* Begin Information shown *

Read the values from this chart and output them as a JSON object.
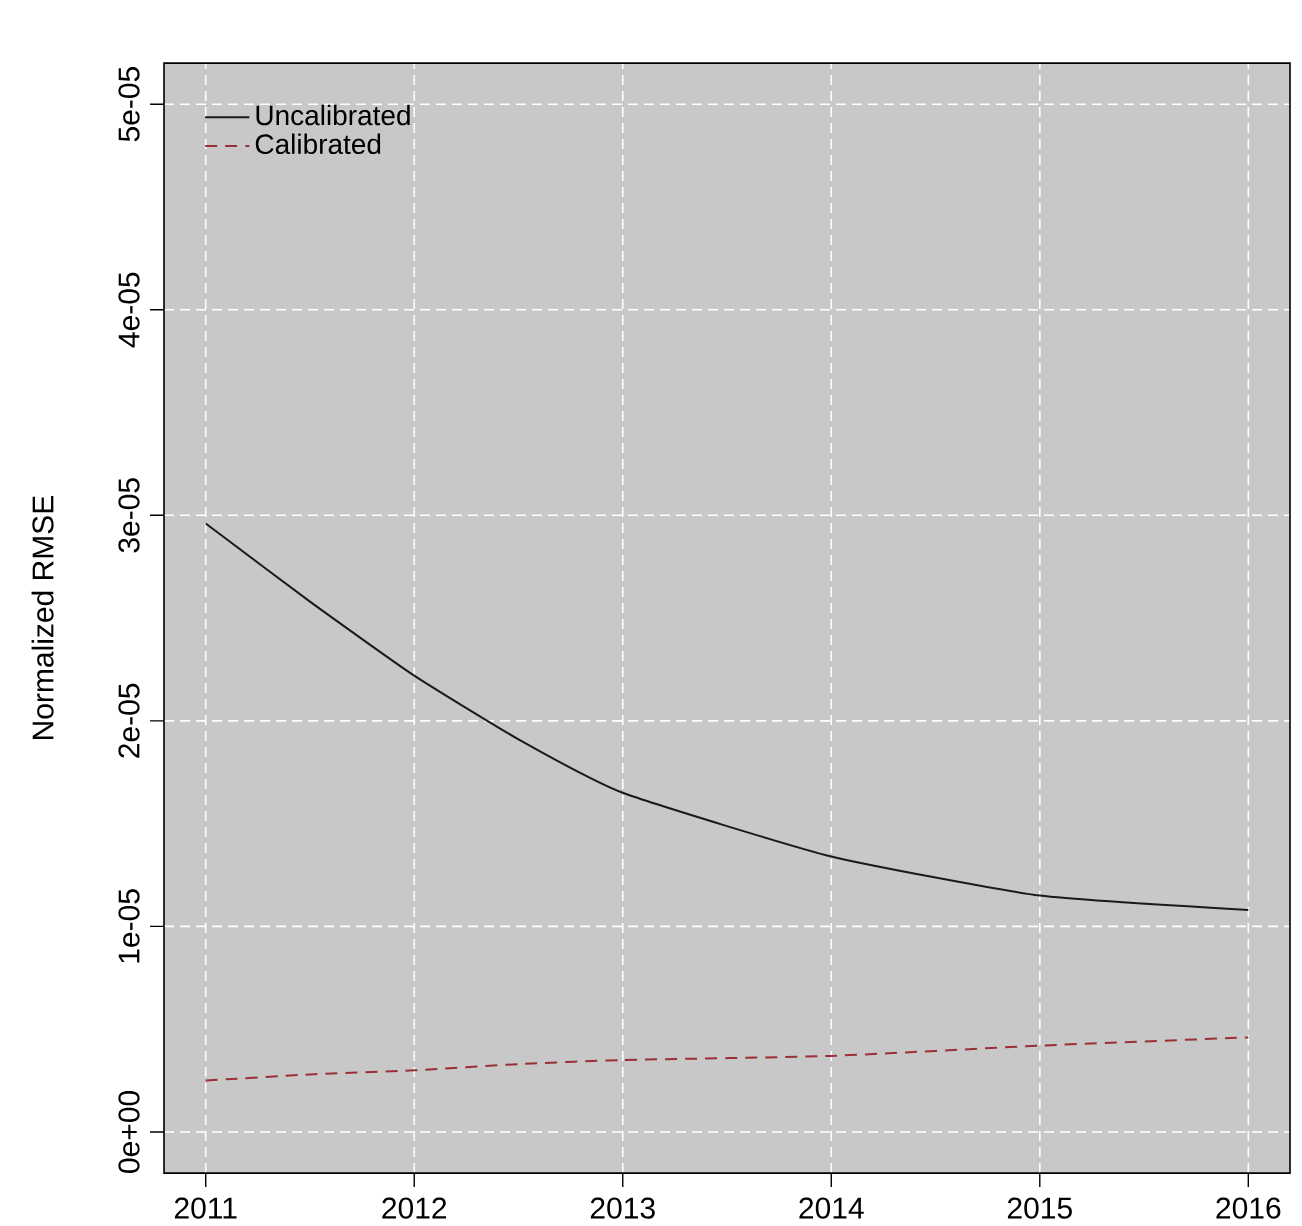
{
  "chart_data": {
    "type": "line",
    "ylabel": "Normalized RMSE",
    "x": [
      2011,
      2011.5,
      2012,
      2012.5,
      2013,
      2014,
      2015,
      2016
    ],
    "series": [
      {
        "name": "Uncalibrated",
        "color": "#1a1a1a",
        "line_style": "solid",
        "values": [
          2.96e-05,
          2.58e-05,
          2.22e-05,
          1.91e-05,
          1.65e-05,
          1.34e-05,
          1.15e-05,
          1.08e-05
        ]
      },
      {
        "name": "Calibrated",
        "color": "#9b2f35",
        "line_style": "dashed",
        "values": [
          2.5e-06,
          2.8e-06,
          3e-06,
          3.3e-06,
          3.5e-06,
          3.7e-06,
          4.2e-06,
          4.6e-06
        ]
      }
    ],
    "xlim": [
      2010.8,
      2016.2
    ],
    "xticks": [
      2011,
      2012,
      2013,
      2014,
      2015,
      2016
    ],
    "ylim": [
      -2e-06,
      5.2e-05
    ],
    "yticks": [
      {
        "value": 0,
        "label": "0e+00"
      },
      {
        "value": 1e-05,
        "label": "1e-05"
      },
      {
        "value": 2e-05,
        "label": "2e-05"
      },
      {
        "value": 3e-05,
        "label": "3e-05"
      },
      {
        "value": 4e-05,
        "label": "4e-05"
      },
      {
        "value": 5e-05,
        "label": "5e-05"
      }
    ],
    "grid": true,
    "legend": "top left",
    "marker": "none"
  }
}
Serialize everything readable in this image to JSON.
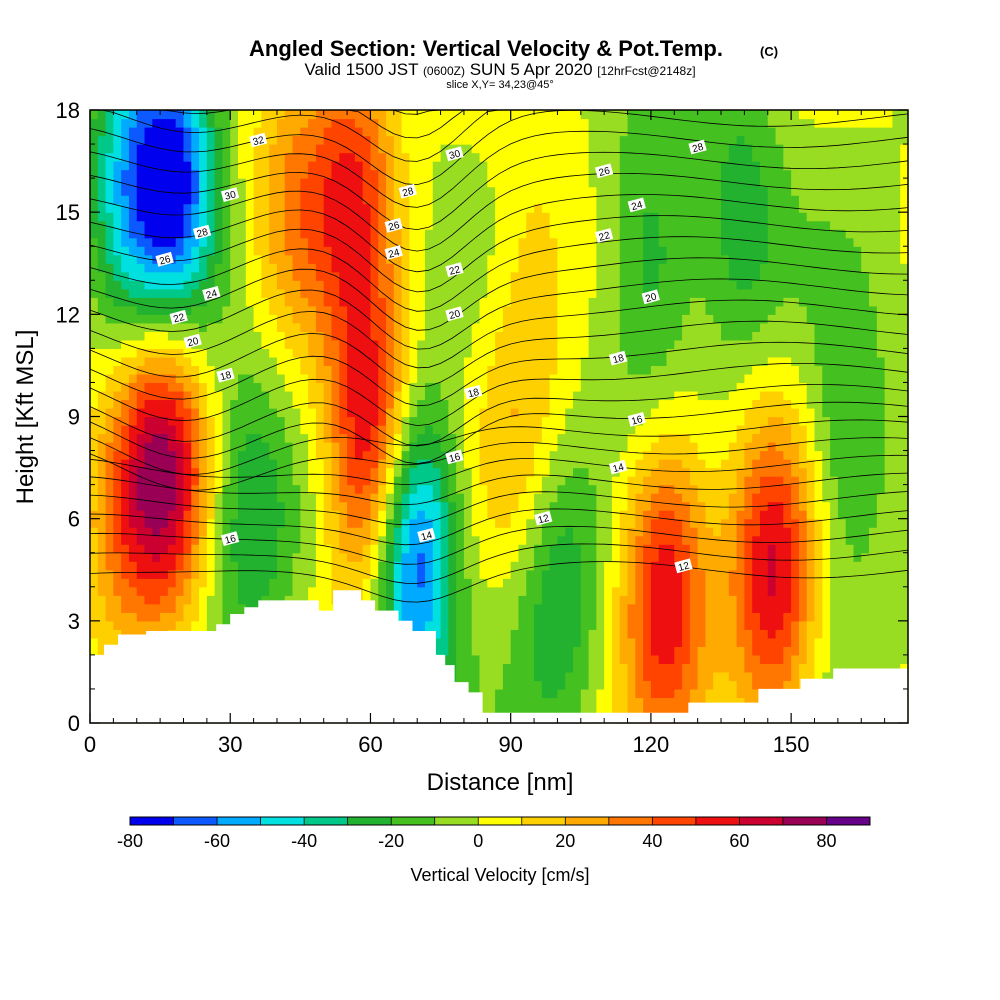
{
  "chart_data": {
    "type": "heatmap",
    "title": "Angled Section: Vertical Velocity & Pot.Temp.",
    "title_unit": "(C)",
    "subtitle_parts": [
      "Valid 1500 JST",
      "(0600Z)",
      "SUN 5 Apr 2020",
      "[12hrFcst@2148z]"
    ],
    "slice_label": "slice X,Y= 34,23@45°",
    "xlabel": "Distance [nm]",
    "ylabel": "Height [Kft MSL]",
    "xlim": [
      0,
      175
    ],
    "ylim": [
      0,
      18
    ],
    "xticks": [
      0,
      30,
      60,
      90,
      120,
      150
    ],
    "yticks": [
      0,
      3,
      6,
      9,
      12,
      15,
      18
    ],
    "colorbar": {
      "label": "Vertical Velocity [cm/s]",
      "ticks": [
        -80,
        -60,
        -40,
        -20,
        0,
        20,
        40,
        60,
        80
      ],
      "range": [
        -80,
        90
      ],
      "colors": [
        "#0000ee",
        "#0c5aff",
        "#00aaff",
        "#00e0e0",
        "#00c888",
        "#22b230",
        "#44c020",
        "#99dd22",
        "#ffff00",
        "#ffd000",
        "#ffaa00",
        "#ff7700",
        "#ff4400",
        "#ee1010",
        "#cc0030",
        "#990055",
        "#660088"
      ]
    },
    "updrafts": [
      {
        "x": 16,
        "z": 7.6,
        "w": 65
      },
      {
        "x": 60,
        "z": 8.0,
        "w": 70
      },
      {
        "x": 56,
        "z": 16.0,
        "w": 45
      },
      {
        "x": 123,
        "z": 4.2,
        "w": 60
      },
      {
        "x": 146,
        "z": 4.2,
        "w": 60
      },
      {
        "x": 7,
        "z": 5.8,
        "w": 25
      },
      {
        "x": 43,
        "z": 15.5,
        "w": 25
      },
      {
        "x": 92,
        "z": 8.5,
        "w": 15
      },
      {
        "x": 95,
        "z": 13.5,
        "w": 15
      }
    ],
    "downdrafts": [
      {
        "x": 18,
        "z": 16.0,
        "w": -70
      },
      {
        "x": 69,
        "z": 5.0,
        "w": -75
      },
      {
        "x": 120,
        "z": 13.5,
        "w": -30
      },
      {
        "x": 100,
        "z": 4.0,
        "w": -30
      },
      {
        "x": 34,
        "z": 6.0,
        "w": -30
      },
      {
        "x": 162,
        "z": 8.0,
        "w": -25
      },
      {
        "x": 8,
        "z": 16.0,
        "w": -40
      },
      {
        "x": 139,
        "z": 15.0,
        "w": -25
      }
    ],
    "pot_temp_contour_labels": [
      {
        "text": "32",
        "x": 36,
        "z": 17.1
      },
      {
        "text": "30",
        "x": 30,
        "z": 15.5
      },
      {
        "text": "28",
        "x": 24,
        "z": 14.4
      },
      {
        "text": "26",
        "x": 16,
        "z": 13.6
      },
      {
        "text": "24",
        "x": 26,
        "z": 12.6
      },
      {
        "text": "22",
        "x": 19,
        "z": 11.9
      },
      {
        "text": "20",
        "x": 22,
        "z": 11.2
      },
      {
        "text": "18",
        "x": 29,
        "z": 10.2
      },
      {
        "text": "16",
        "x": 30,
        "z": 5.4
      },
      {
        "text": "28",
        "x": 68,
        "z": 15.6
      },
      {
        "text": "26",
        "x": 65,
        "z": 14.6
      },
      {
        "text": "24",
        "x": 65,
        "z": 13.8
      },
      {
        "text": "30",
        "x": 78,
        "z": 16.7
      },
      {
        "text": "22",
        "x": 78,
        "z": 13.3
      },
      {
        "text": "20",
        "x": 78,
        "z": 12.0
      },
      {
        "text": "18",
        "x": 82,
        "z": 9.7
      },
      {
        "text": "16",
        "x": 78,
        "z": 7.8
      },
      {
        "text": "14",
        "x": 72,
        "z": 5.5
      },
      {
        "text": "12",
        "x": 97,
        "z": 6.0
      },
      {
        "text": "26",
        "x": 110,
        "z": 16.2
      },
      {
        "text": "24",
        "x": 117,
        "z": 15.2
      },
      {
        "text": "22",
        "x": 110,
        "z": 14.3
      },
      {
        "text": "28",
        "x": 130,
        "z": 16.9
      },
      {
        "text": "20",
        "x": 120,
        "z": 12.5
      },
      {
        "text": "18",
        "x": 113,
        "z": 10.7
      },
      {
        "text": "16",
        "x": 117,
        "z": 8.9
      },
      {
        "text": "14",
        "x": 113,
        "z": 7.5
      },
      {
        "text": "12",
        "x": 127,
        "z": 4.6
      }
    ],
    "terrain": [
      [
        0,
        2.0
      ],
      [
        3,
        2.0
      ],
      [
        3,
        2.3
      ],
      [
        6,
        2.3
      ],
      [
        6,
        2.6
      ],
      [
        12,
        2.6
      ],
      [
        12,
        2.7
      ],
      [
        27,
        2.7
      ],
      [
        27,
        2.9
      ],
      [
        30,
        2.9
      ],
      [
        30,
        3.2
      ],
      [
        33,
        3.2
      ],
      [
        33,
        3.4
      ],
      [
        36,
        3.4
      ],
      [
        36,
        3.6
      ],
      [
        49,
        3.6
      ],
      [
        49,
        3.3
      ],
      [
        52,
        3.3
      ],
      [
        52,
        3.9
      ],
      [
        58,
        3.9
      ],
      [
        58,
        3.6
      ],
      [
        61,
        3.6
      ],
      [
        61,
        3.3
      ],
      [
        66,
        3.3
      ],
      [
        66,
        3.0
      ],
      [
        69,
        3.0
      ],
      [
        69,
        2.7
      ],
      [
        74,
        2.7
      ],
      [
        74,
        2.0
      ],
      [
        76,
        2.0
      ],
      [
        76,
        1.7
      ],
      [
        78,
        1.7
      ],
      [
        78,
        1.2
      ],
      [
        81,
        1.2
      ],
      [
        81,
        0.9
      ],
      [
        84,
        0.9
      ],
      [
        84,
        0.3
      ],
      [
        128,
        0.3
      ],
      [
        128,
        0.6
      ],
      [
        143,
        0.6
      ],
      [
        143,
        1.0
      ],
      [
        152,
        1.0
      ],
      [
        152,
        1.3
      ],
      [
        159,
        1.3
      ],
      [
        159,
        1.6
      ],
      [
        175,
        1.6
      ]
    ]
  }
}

* End Information shown *

Exercise –
Say how many lines have the string "ylabel" in them, offering no words beyond the number.

Exercise answer –
2